Written task — Report all lines holding "this".

Extracted data entries:
* begin *
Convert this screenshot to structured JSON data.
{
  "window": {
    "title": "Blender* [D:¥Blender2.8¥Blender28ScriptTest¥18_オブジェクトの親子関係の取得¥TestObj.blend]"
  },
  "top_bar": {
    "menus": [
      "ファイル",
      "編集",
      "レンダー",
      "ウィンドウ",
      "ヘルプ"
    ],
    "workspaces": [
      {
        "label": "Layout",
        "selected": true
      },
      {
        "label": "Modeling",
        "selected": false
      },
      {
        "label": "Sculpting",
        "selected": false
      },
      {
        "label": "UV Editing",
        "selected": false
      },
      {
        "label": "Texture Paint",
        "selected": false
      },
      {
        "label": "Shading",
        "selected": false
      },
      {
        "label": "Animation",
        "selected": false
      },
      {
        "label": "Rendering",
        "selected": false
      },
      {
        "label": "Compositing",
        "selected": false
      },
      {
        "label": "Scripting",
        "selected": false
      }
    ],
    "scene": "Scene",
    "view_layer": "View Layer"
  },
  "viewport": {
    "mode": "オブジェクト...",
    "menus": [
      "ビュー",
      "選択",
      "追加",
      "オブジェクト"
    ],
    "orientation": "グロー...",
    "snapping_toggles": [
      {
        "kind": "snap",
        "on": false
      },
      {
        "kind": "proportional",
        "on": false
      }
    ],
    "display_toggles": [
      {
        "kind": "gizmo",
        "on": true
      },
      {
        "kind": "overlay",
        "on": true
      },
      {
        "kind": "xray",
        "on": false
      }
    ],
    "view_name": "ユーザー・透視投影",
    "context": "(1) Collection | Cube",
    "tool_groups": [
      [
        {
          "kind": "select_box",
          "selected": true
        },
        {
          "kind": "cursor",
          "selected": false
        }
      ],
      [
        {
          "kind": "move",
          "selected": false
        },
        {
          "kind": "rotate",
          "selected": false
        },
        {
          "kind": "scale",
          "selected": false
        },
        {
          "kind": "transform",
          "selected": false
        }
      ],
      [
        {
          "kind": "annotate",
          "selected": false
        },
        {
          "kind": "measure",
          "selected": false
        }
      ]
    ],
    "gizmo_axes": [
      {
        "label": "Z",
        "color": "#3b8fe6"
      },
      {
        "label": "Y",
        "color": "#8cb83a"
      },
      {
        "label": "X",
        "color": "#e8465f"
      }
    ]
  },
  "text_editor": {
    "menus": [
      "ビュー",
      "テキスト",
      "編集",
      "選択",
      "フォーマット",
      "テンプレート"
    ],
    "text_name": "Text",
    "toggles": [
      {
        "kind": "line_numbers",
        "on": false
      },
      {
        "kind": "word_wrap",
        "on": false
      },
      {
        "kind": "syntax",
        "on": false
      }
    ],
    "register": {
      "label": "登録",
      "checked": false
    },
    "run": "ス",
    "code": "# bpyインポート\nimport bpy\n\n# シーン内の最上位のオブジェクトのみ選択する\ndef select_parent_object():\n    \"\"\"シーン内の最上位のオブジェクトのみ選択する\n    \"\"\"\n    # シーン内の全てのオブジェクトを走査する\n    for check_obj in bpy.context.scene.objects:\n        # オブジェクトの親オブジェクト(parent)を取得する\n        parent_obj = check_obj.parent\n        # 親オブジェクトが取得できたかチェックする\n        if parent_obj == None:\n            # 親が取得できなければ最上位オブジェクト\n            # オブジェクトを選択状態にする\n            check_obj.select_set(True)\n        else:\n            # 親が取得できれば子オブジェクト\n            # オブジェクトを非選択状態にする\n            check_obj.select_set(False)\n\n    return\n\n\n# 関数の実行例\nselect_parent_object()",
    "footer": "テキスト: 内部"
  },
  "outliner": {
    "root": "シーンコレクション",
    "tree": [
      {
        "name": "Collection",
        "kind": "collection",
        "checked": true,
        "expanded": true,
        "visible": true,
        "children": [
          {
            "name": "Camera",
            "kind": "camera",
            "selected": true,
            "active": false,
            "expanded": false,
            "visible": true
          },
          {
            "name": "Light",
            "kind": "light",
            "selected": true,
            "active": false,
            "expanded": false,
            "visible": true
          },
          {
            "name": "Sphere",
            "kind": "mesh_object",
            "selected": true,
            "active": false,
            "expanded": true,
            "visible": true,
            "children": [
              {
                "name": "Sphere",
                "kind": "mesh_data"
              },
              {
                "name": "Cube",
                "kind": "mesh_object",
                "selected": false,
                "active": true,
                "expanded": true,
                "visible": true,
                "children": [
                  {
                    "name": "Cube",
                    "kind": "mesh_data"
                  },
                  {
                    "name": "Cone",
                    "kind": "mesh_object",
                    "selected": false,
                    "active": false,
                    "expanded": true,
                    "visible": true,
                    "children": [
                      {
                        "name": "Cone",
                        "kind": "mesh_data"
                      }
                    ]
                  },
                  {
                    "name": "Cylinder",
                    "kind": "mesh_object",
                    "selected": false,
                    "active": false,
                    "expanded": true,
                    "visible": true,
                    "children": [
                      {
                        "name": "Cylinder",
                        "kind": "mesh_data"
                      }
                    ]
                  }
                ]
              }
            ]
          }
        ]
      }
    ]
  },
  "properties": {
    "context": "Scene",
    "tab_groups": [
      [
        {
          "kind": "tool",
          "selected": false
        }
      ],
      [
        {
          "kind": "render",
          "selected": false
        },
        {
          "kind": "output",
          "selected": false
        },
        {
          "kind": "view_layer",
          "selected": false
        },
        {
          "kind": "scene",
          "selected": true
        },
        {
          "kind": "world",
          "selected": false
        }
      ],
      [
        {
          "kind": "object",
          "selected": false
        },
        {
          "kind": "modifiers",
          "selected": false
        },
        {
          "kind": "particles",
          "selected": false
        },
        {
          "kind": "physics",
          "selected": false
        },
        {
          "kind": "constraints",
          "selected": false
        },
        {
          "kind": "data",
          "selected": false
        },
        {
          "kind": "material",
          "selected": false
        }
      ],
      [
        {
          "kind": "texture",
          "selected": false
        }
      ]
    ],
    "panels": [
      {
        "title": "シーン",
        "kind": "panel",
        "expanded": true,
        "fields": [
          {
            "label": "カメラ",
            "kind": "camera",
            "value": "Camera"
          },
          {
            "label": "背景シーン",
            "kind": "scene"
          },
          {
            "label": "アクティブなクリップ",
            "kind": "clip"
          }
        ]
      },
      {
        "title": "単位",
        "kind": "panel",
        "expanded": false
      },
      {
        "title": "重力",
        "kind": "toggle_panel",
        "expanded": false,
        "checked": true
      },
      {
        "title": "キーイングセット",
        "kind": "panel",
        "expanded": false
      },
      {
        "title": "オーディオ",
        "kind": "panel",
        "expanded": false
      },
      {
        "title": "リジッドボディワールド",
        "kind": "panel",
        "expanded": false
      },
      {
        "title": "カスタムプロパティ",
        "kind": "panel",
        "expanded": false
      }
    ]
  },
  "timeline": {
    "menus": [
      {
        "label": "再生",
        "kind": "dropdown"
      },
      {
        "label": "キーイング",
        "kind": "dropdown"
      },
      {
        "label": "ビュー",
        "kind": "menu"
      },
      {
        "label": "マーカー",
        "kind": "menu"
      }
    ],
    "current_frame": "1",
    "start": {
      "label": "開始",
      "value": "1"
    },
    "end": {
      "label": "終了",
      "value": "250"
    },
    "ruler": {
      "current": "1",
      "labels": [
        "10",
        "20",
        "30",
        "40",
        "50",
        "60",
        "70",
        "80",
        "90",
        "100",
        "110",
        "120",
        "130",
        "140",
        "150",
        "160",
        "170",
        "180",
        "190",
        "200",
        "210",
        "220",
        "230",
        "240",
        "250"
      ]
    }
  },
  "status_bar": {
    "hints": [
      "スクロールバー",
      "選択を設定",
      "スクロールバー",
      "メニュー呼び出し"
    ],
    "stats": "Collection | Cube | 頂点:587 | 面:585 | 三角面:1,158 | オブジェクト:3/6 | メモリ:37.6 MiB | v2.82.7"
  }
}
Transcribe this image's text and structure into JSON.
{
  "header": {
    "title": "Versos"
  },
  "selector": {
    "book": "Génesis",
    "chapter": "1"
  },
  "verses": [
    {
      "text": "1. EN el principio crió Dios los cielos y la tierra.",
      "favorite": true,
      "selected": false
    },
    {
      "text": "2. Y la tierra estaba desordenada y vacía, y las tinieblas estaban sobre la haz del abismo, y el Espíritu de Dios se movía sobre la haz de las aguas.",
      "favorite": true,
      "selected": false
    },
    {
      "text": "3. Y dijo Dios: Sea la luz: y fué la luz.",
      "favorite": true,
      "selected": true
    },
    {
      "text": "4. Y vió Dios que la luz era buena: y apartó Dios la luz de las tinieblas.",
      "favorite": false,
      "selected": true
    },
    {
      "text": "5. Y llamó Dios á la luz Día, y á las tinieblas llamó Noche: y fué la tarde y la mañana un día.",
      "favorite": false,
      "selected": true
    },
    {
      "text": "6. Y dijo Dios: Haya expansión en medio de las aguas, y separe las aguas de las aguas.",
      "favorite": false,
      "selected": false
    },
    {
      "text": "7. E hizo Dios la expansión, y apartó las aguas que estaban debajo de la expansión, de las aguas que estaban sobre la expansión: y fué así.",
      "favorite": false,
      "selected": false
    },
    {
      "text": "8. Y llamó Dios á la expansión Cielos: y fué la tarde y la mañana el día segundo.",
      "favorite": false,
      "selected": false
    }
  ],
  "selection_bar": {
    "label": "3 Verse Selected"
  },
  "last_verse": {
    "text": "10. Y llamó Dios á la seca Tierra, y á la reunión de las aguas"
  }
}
* end *
Exercise output —
Convert this screenshot to structured JSON data.
Transcribe this image's text and structure into JSON.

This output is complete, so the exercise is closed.